Rows from a layout dataset
▼

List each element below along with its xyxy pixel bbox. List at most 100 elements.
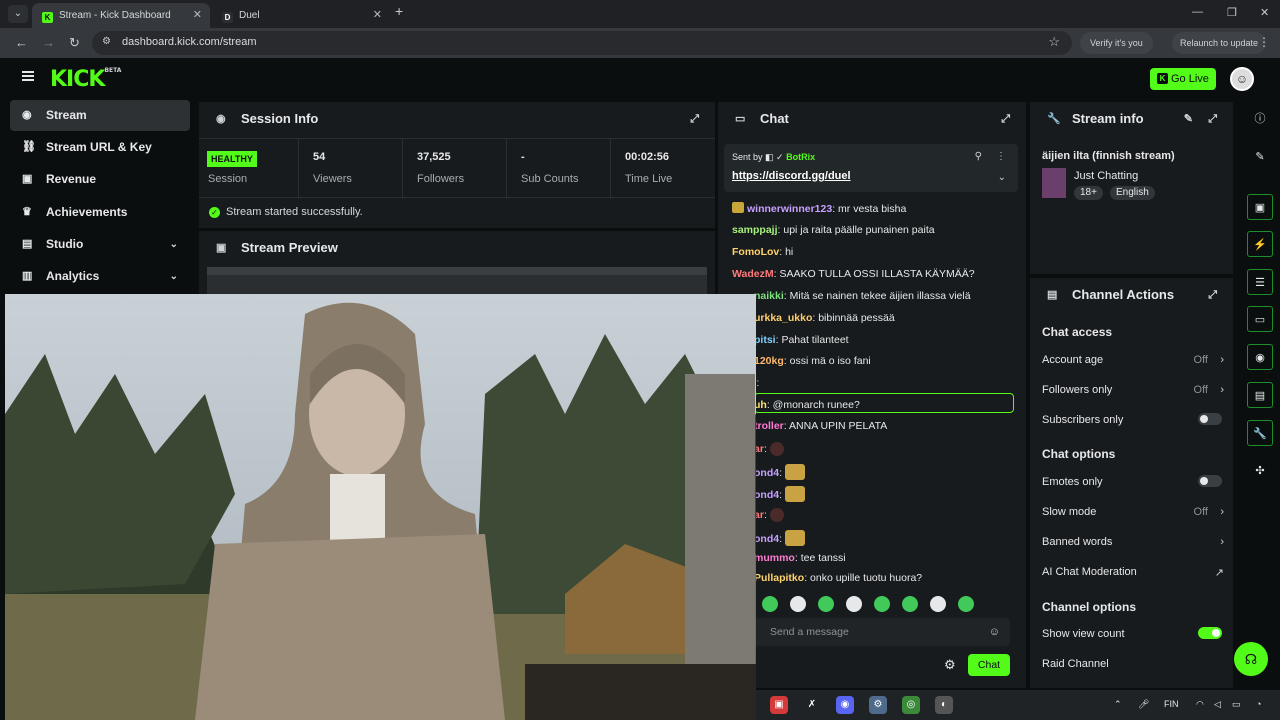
close-tab-icon[interactable]: ✕ xyxy=(193,3,202,28)
chat-username[interactable]: ond4 xyxy=(754,467,779,479)
banned-words-row[interactable]: Banned words › xyxy=(1042,536,1224,548)
menu-icon[interactable] xyxy=(22,71,34,81)
language-indicator[interactable]: FIN xyxy=(1164,699,1179,709)
new-tab-button[interactable]: + xyxy=(395,3,403,19)
emote-icon[interactable] xyxy=(874,596,890,612)
chat-username[interactable]: FomoLov xyxy=(732,246,779,258)
tab-kick-dashboard[interactable]: K Stream - Kick Dashboard ✕ xyxy=(32,3,210,28)
chat-message[interactable]: WadezM: SAAKO TULLA OSSI ILLASTA KÄYMÄÄ? xyxy=(732,268,975,280)
stream-preview-video[interactable] xyxy=(207,267,707,297)
chat-username[interactable]: WadezM xyxy=(732,268,774,280)
browser-menu-icon[interactable]: ⋮ xyxy=(1258,35,1270,49)
discord-icon[interactable]: ◉ xyxy=(836,696,854,714)
kick-logo[interactable]: KICKBETA xyxy=(50,67,121,92)
expand-icon[interactable]: ⤢ xyxy=(1208,102,1217,136)
url-text[interactable]: dashboard.kick.com/stream xyxy=(122,36,257,48)
avatar[interactable]: ☺ xyxy=(1230,67,1254,91)
chat-send-button[interactable]: Chat xyxy=(968,654,1010,676)
chat-message[interactable]: naikki: Mitä se nainen tekee äijien illa… xyxy=(754,290,971,302)
chat-message[interactable]: samppajj: upi ja raita päälle punainen p… xyxy=(732,224,935,236)
chat-username[interactable]: mummo xyxy=(754,552,795,564)
emote-icon[interactable] xyxy=(930,596,946,612)
chat-settings-gear-icon[interactable]: ⚙ xyxy=(944,657,956,673)
close-tab-icon[interactable]: ✕ xyxy=(373,3,382,28)
expand-icon[interactable]: ⤢ xyxy=(690,102,699,136)
chat-message[interactable]: ond4: xyxy=(754,486,805,502)
chat-message[interactable]: troller: ANNA UPIN PELATA xyxy=(754,420,887,432)
emote-icon[interactable] xyxy=(958,596,974,612)
reload-icon[interactable]: ↻ xyxy=(69,35,80,51)
chat-message[interactable]: ond4: xyxy=(754,530,805,546)
settings-icon[interactable]: ⚙ xyxy=(869,696,887,714)
lightning-icon[interactable]: ⚡ xyxy=(1247,231,1273,257)
sidebar-item-studio[interactable]: ▤ Studio ⌄ xyxy=(10,229,190,260)
chat-message[interactable]: pitsi: Pahat tilanteet xyxy=(754,334,849,346)
show-view-count-toggle[interactable] xyxy=(1198,627,1222,639)
tray-chevron-icon[interactable]: ⌃ xyxy=(1114,699,1122,710)
chat-message[interactable]: FomoLov: hi xyxy=(732,246,793,258)
chat-message[interactable]: ond4: xyxy=(754,464,805,480)
close-window-icon[interactable]: ✕ xyxy=(1260,6,1269,19)
chat-username[interactable]: 120kg xyxy=(754,355,784,367)
notification-bell-icon[interactable]: ◔ xyxy=(1256,699,1261,709)
info-icon[interactable]: ⓘ xyxy=(1247,106,1273,132)
chat-message[interactable]: winnerwinner123: mr vesta bisha xyxy=(732,202,906,215)
chat-message[interactable]: mummo: tee tanssi xyxy=(754,552,846,564)
list-icon[interactable]: ☰ xyxy=(1247,269,1273,295)
chat-message[interactable]: 120kg: ossi mä o iso fani xyxy=(754,355,871,367)
restore-icon[interactable]: ❐ xyxy=(1227,6,1237,19)
bookmark-star-icon[interactable]: ☆ xyxy=(1048,34,1060,50)
sidebar-item-revenue[interactable]: ▣ Revenue xyxy=(10,164,190,195)
emote-icon[interactable] xyxy=(902,596,918,612)
volume-icon[interactable]: ◁ xyxy=(1214,699,1221,710)
app-icon[interactable]: ▣ xyxy=(770,696,788,714)
verify-button[interactable]: Verify it's you xyxy=(1080,32,1153,54)
emote-icon[interactable] xyxy=(846,596,862,612)
battery-icon[interactable]: ▭ xyxy=(1232,699,1241,710)
puzzle-icon[interactable]: ✣ xyxy=(1247,458,1273,484)
chat-username[interactable]: samppajj xyxy=(732,224,778,236)
chat-username[interactable]: winnerwinner123 xyxy=(747,203,832,215)
account-age-row[interactable]: Account age Off › xyxy=(1042,354,1224,366)
support-headset-icon[interactable]: ☊ xyxy=(1234,642,1268,676)
mic-icon[interactable]: 🎤︎ xyxy=(1138,699,1149,710)
chat-message[interactable]: ar: xyxy=(754,508,784,522)
edit-icon[interactable]: ✎ xyxy=(1184,102,1193,136)
site-info-icon[interactable]: ⚙ xyxy=(102,36,111,47)
emotes-only-toggle[interactable] xyxy=(1198,475,1222,487)
chat-username[interactable]: urkka_ukko xyxy=(754,312,812,324)
chat-username[interactable]: naikki xyxy=(754,290,784,302)
expand-icon[interactable]: ⤢ xyxy=(1208,278,1217,312)
emote-icon[interactable] xyxy=(762,596,778,612)
video-icon[interactable]: ▣ xyxy=(1247,194,1273,220)
tab-search-icon[interactable]: ⌄ xyxy=(8,5,28,23)
edit-icon[interactable]: ✎ xyxy=(1247,144,1273,170)
emote-icon[interactable] xyxy=(790,596,806,612)
forward-icon[interactable]: → xyxy=(42,35,55,50)
emoji-icon[interactable]: ☺ xyxy=(989,618,1000,646)
sidebar-item-analytics[interactable]: ▥ Analytics ⌄ xyxy=(10,261,190,292)
chat-username[interactable]: pitsi xyxy=(754,334,776,346)
channel-icon[interactable]: ▤ xyxy=(1247,382,1273,408)
chrome-icon[interactable]: ◎ xyxy=(902,696,920,714)
url-bar[interactable]: ⚙ dashboard.kick.com/stream ☆ xyxy=(92,31,1072,55)
chat-username[interactable]: ond4 xyxy=(754,489,779,501)
subscribers-only-toggle[interactable] xyxy=(1198,413,1222,425)
tab-duel[interactable]: D Duel ✕ xyxy=(212,3,390,28)
obs-icon[interactable]: ◐ xyxy=(935,696,953,714)
record-icon[interactable]: ◉ xyxy=(1247,344,1273,370)
sidebar-item-stream[interactable]: ◉ Stream xyxy=(10,100,190,131)
chat-username[interactable]: troller xyxy=(754,420,784,432)
sidebar-item-achievements[interactable]: ♛ Achievements xyxy=(10,197,190,228)
followers-only-row[interactable]: Followers only Off › xyxy=(1042,384,1224,396)
relaunch-button[interactable]: Relaunch to update xyxy=(1172,32,1267,54)
wrench-icon[interactable]: 🔧 xyxy=(1247,420,1273,446)
emote-icon[interactable] xyxy=(818,596,834,612)
slow-mode-row[interactable]: Slow mode Off › xyxy=(1042,506,1224,518)
emote-bar[interactable] xyxy=(762,596,1012,616)
chat-icon[interactable]: ▭ xyxy=(1247,306,1273,332)
chat-input[interactable]: Send a message ☺ xyxy=(754,618,1010,646)
minimize-icon[interactable]: — xyxy=(1192,6,1203,18)
wifi-icon[interactable]: ◠ xyxy=(1196,699,1204,710)
chat-message[interactable]: ar: xyxy=(754,442,784,456)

▲

» **What the task requires**:
Copy everything from the line that contains "close-tab-icon[interactable]: ✕ xyxy=(193,3,202,28)" down to the line that contains "emote-icon[interactable] xyxy=(874,596,890,612)", both ends included, character for character.

» **Result of the exercise**:
close-tab-icon[interactable]: ✕ xyxy=(193,3,202,28)
chat-username[interactable]: ond4 xyxy=(754,467,779,479)
banned-words-row[interactable]: Banned words › xyxy=(1042,536,1224,548)
menu-icon[interactable] xyxy=(22,71,34,81)
language-indicator[interactable]: FIN xyxy=(1164,699,1179,709)
new-tab-button[interactable]: + xyxy=(395,3,403,19)
emote-icon[interactable] xyxy=(874,596,890,612)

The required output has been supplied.